_DIRECTIVE_. Transcribe all of the records word for word, but omit the pictures.

_MATERIAL PROVIDED_.
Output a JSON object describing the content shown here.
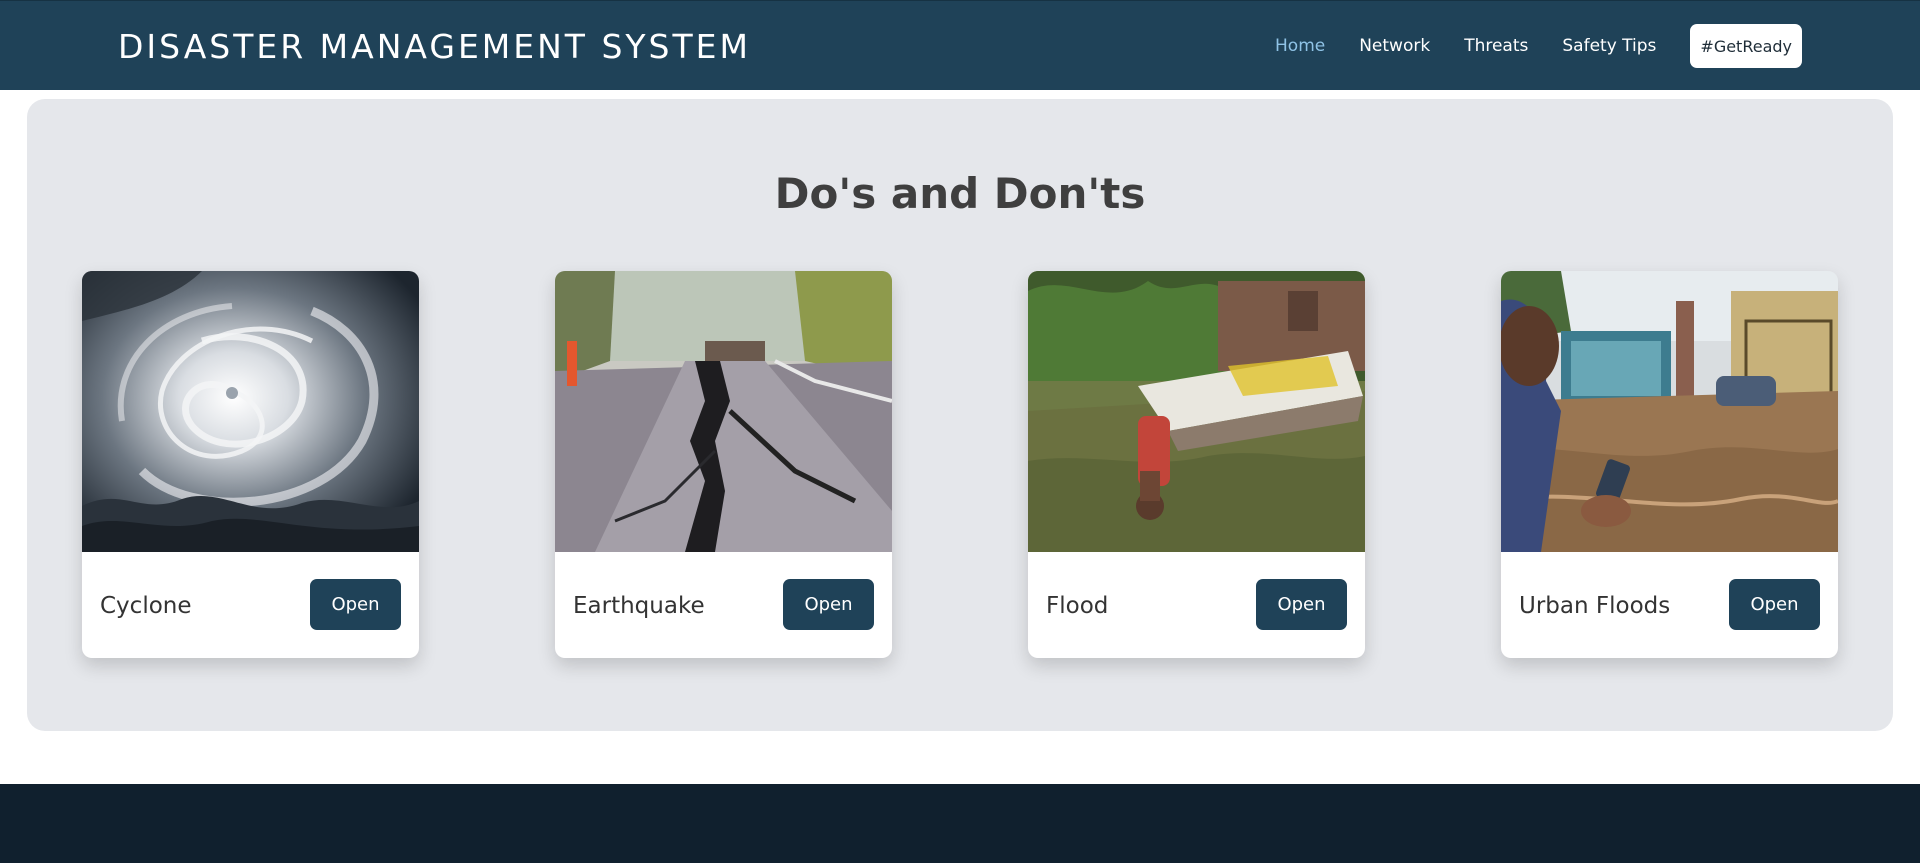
{
  "header": {
    "brand": "DISASTER MANAGEMENT SYSTEM",
    "nav": [
      {
        "label": "Home",
        "active": true
      },
      {
        "label": "Network",
        "active": false
      },
      {
        "label": "Threats",
        "active": false
      },
      {
        "label": "Safety Tips",
        "active": false
      }
    ],
    "cta_label": "#GetReady"
  },
  "main": {
    "title": "Do's and Don'ts",
    "cards": [
      {
        "title": "Cyclone",
        "button": "Open",
        "image": "cyclone-satellite-image"
      },
      {
        "title": "Earthquake",
        "button": "Open",
        "image": "cracked-road-image"
      },
      {
        "title": "Flood",
        "button": "Open",
        "image": "flooded-village-image"
      },
      {
        "title": "Urban Floods",
        "button": "Open",
        "image": "flooded-street-image"
      }
    ]
  },
  "colors": {
    "primary": "#1f4258",
    "nav_active": "#8fc3e6",
    "section_bg": "#e5e7eb",
    "footer_bg": "#10202e"
  }
}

_PROBLEM SOLUTION_.
Output a JSON object describing the content shown here.
{
  "header": {
    "brand": "DISASTER MANAGEMENT SYSTEM",
    "nav": [
      {
        "label": "Home",
        "active": true
      },
      {
        "label": "Network",
        "active": false
      },
      {
        "label": "Threats",
        "active": false
      },
      {
        "label": "Safety Tips",
        "active": false
      }
    ],
    "cta_label": "#GetReady"
  },
  "main": {
    "title": "Do's and Don'ts",
    "cards": [
      {
        "title": "Cyclone",
        "button": "Open",
        "image": "cyclone-satellite-image"
      },
      {
        "title": "Earthquake",
        "button": "Open",
        "image": "cracked-road-image"
      },
      {
        "title": "Flood",
        "button": "Open",
        "image": "flooded-village-image"
      },
      {
        "title": "Urban Floods",
        "button": "Open",
        "image": "flooded-street-image"
      }
    ]
  },
  "colors": {
    "primary": "#1f4258",
    "nav_active": "#8fc3e6",
    "section_bg": "#e5e7eb",
    "footer_bg": "#10202e"
  }
}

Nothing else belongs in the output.